**WORK TO COMPLETE:** Quote the whole listing word for word, please.
** START OF RECORDED INFORMATION **
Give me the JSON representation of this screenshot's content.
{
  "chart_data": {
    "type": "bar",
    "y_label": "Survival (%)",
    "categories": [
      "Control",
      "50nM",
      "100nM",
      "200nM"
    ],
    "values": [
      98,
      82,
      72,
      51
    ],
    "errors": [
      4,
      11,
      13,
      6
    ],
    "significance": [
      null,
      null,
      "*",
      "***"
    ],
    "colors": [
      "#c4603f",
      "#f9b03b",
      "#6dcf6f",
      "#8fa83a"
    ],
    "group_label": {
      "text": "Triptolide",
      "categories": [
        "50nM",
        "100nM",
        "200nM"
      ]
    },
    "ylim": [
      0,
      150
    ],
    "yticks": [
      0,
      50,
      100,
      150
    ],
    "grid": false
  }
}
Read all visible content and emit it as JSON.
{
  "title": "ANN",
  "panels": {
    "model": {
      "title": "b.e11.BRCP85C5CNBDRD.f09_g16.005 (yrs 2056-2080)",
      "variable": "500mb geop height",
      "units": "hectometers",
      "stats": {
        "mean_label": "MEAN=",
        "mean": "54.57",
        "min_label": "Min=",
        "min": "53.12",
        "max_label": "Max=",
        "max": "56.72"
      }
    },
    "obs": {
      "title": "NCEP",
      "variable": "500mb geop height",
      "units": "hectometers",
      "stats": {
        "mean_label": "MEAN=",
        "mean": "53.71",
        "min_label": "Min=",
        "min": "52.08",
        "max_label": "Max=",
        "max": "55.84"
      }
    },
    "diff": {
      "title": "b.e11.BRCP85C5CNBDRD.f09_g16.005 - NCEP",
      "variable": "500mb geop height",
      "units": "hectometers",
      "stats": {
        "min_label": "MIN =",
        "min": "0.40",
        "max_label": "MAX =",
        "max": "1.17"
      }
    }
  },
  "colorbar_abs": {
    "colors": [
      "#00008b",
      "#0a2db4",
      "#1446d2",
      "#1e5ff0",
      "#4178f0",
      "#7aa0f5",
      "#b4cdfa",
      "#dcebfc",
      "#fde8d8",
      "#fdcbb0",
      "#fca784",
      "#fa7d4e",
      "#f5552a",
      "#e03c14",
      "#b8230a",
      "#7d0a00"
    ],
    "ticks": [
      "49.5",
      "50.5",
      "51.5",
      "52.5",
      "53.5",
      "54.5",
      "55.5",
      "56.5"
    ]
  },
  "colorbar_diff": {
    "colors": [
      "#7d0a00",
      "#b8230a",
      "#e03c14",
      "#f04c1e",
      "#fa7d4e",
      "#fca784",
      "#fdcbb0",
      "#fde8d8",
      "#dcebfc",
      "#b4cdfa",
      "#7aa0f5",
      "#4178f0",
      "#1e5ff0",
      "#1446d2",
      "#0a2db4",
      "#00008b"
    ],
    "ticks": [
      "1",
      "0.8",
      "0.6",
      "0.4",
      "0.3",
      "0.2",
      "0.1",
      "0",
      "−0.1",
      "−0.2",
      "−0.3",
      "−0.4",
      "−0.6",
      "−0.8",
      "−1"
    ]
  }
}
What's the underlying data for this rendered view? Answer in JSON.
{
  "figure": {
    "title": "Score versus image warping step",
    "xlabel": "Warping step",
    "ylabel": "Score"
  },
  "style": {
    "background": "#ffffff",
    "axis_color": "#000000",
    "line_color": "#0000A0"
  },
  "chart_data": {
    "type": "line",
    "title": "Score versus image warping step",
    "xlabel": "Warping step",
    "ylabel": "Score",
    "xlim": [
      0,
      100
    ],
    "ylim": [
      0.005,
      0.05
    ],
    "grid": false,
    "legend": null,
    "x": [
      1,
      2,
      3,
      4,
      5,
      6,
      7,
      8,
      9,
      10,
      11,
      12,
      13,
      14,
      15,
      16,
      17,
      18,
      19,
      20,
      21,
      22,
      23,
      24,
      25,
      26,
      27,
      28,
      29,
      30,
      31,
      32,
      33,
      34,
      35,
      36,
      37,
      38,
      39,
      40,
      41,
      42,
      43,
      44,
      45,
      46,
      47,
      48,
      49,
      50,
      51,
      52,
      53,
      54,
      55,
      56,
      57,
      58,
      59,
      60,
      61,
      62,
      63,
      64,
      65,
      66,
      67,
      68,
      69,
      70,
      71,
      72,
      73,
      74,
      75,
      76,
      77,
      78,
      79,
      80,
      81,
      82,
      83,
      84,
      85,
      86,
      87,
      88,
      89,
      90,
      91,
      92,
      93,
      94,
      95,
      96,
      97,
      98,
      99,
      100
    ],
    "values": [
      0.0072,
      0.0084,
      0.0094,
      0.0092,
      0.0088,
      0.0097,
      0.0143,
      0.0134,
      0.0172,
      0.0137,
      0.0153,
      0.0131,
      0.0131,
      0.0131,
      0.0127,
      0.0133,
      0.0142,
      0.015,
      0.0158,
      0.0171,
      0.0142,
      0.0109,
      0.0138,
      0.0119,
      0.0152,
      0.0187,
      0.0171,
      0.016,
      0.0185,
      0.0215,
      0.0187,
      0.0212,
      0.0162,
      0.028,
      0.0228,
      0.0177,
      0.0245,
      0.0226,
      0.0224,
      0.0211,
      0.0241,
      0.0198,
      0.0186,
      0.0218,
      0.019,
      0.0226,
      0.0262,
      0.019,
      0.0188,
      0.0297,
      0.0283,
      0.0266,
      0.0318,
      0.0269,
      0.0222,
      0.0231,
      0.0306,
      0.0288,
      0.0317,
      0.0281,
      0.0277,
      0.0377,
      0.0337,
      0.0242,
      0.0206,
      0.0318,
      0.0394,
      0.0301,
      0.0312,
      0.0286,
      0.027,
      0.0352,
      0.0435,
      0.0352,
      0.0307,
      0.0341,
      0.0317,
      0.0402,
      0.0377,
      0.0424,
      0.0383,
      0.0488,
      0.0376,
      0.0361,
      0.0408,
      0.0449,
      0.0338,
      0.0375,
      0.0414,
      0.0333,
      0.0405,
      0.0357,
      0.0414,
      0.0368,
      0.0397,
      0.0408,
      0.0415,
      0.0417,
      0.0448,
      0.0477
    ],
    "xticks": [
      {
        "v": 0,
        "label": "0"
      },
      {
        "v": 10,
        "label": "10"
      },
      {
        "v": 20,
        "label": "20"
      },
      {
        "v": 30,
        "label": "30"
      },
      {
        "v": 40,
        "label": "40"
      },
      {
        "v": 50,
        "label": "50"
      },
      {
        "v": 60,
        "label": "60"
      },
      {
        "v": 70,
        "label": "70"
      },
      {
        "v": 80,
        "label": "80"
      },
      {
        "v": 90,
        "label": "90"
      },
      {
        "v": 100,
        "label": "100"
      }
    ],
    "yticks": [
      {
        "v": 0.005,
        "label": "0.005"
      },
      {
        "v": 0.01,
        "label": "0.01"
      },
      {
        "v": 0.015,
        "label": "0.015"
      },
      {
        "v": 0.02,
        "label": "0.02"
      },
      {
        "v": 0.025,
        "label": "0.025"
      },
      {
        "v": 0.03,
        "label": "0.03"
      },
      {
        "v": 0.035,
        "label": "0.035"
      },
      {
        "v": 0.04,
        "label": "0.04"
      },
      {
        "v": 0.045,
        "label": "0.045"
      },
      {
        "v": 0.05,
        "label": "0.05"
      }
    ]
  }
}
** END OF RECORDED INFORMATION **
**TASK ANSWER:**
Give me the JSON representation of this screenshot's content.
{
  "chart_data": {
    "type": "bar",
    "y_label": "Survival (%)",
    "categories": [
      "Control",
      "50nM",
      "100nM",
      "200nM"
    ],
    "values": [
      98,
      82,
      72,
      51
    ],
    "errors": [
      4,
      11,
      13,
      6
    ],
    "significance": [
      null,
      null,
      "*",
      "***"
    ],
    "colors": [
      "#c4603f",
      "#f9b03b",
      "#6dcf6f",
      "#8fa83a"
    ],
    "group_label": {
      "text": "Triptolide",
      "categories": [
        "50nM",
        "100nM",
        "200nM"
      ]
    },
    "ylim": [
      0,
      150
    ],
    "yticks": [
      0,
      50,
      100,
      150
    ],
    "grid": false
  }
}
Read all visible content and emit it as JSON.
{
  "title": "ANN",
  "panels": {
    "model": {
      "title": "b.e11.BRCP85C5CNBDRD.f09_g16.005 (yrs 2056-2080)",
      "variable": "500mb geop height",
      "units": "hectometers",
      "stats": {
        "mean_label": "MEAN=",
        "mean": "54.57",
        "min_label": "Min=",
        "min": "53.12",
        "max_label": "Max=",
        "max": "56.72"
      }
    },
    "obs": {
      "title": "NCEP",
      "variable": "500mb geop height",
      "units": "hectometers",
      "stats": {
        "mean_label": "MEAN=",
        "mean": "53.71",
        "min_label": "Min=",
        "min": "52.08",
        "max_label": "Max=",
        "max": "55.84"
      }
    },
    "diff": {
      "title": "b.e11.BRCP85C5CNBDRD.f09_g16.005 - NCEP",
      "variable": "500mb geop height",
      "units": "hectometers",
      "stats": {
        "min_label": "MIN =",
        "min": "0.40",
        "max_label": "MAX =",
        "max": "1.17"
      }
    }
  },
  "colorbar_abs": {
    "colors": [
      "#00008b",
      "#0a2db4",
      "#1446d2",
      "#1e5ff0",
      "#4178f0",
      "#7aa0f5",
      "#b4cdfa",
      "#dcebfc",
      "#fde8d8",
      "#fdcbb0",
      "#fca784",
      "#fa7d4e",
      "#f5552a",
      "#e03c14",
      "#b8230a",
      "#7d0a00"
    ],
    "ticks": [
      "49.5",
      "50.5",
      "51.5",
      "52.5",
      "53.5",
      "54.5",
      "55.5",
      "56.5"
    ]
  },
  "colorbar_diff": {
    "colors": [
      "#7d0a00",
      "#b8230a",
      "#e03c14",
      "#f04c1e",
      "#fa7d4e",
      "#fca784",
      "#fdcbb0",
      "#fde8d8",
      "#dcebfc",
      "#b4cdfa",
      "#7aa0f5",
      "#4178f0",
      "#1e5ff0",
      "#1446d2",
      "#0a2db4",
      "#00008b"
    ],
    "ticks": [
      "1",
      "0.8",
      "0.6",
      "0.4",
      "0.3",
      "0.2",
      "0.1",
      "0",
      "−0.1",
      "−0.2",
      "−0.3",
      "−0.4",
      "−0.6",
      "−0.8",
      "−1"
    ]
  }
}
What's the underlying data for this rendered view? Answer in JSON.
{
  "figure": {
    "title": "Score versus image warping step",
    "xlabel": "Warping step",
    "ylabel": "Score"
  },
  "style": {
    "background": "#ffffff",
    "axis_color": "#000000",
    "line_color": "#0000A0"
  },
  "chart_data": {
    "type": "line",
    "title": "Score versus image warping step",
    "xlabel": "Warping step",
    "ylabel": "Score",
    "xlim": [
      0,
      100
    ],
    "ylim": [
      0.005,
      0.05
    ],
    "grid": false,
    "legend": null,
    "x": [
      1,
      2,
      3,
      4,
      5,
      6,
      7,
      8,
      9,
      10,
      11,
      12,
      13,
      14,
      15,
      16,
      17,
      18,
      19,
      20,
      21,
      22,
      23,
      24,
      25,
      26,
      27,
      28,
      29,
      30,
      31,
      32,
      33,
      34,
      35,
      36,
      37,
      38,
      39,
      40,
      41,
      42,
      43,
      44,
      45,
      46,
      47,
      48,
      49,
      50,
      51,
      52,
      53,
      54,
      55,
      56,
      57,
      58,
      59,
      60,
      61,
      62,
      63,
      64,
      65,
      66,
      67,
      68,
      69,
      70,
      71,
      72,
      73,
      74,
      75,
      76,
      77,
      78,
      79,
      80,
      81,
      82,
      83,
      84,
      85,
      86,
      87,
      88,
      89,
      90,
      91,
      92,
      93,
      94,
      95,
      96,
      97,
      98,
      99,
      100
    ],
    "values": [
      0.0072,
      0.0084,
      0.0094,
      0.0092,
      0.0088,
      0.0097,
      0.0143,
      0.0134,
      0.0172,
      0.0137,
      0.0153,
      0.0131,
      0.0131,
      0.0131,
      0.0127,
      0.0133,
      0.0142,
      0.015,
      0.0158,
      0.0171,
      0.0142,
      0.0109,
      0.0138,
      0.0119,
      0.0152,
      0.0187,
      0.0171,
      0.016,
      0.0185,
      0.0215,
      0.0187,
      0.0212,
      0.0162,
      0.028,
      0.0228,
      0.0177,
      0.0245,
      0.0226,
      0.0224,
      0.0211,
      0.0241,
      0.0198,
      0.0186,
      0.0218,
      0.019,
      0.0226,
      0.0262,
      0.019,
      0.0188,
      0.0297,
      0.0283,
      0.0266,
      0.0318,
      0.0269,
      0.0222,
      0.0231,
      0.0306,
      0.0288,
      0.0317,
      0.0281,
      0.0277,
      0.0377,
      0.0337,
      0.0242,
      0.0206,
      0.0318,
      0.0394,
      0.0301,
      0.0312,
      0.0286,
      0.027,
      0.0352,
      0.0435,
      0.0352,
      0.0307,
      0.0341,
      0.0317,
      0.0402,
      0.0377,
      0.0424,
      0.0383,
      0.0488,
      0.0376,
      0.0361,
      0.0408,
      0.0449,
      0.0338,
      0.0375,
      0.0414,
      0.0333,
      0.0405,
      0.0357,
      0.0414,
      0.0368,
      0.0397,
      0.0408,
      0.0415,
      0.0417,
      0.0448,
      0.0477
    ],
    "xticks": [
      {
        "v": 0,
        "label": "0"
      },
      {
        "v": 10,
        "label": "10"
      },
      {
        "v": 20,
        "label": "20"
      },
      {
        "v": 30,
        "label": "30"
      },
      {
        "v": 40,
        "label": "40"
      },
      {
        "v": 50,
        "label": "50"
      },
      {
        "v": 60,
        "label": "60"
      },
      {
        "v": 70,
        "label": "70"
      },
      {
        "v": 80,
        "label": "80"
      },
      {
        "v": 90,
        "label": "90"
      },
      {
        "v": 100,
        "label": "100"
      }
    ],
    "yticks": [
      {
        "v": 0.005,
        "label": "0.005"
      },
      {
        "v": 0.01,
        "label": "0.01"
      },
      {
        "v": 0.015,
        "label": "0.015"
      },
      {
        "v": 0.02,
        "label": "0.02"
      },
      {
        "v": 0.025,
        "label": "0.025"
      },
      {
        "v": 0.03,
        "label": "0.03"
      },
      {
        "v": 0.035,
        "label": "0.035"
      },
      {
        "v": 0.04,
        "label": "0.04"
      },
      {
        "v": 0.045,
        "label": "0.045"
      },
      {
        "v": 0.05,
        "label": "0.05"
      }
    ]
  }
}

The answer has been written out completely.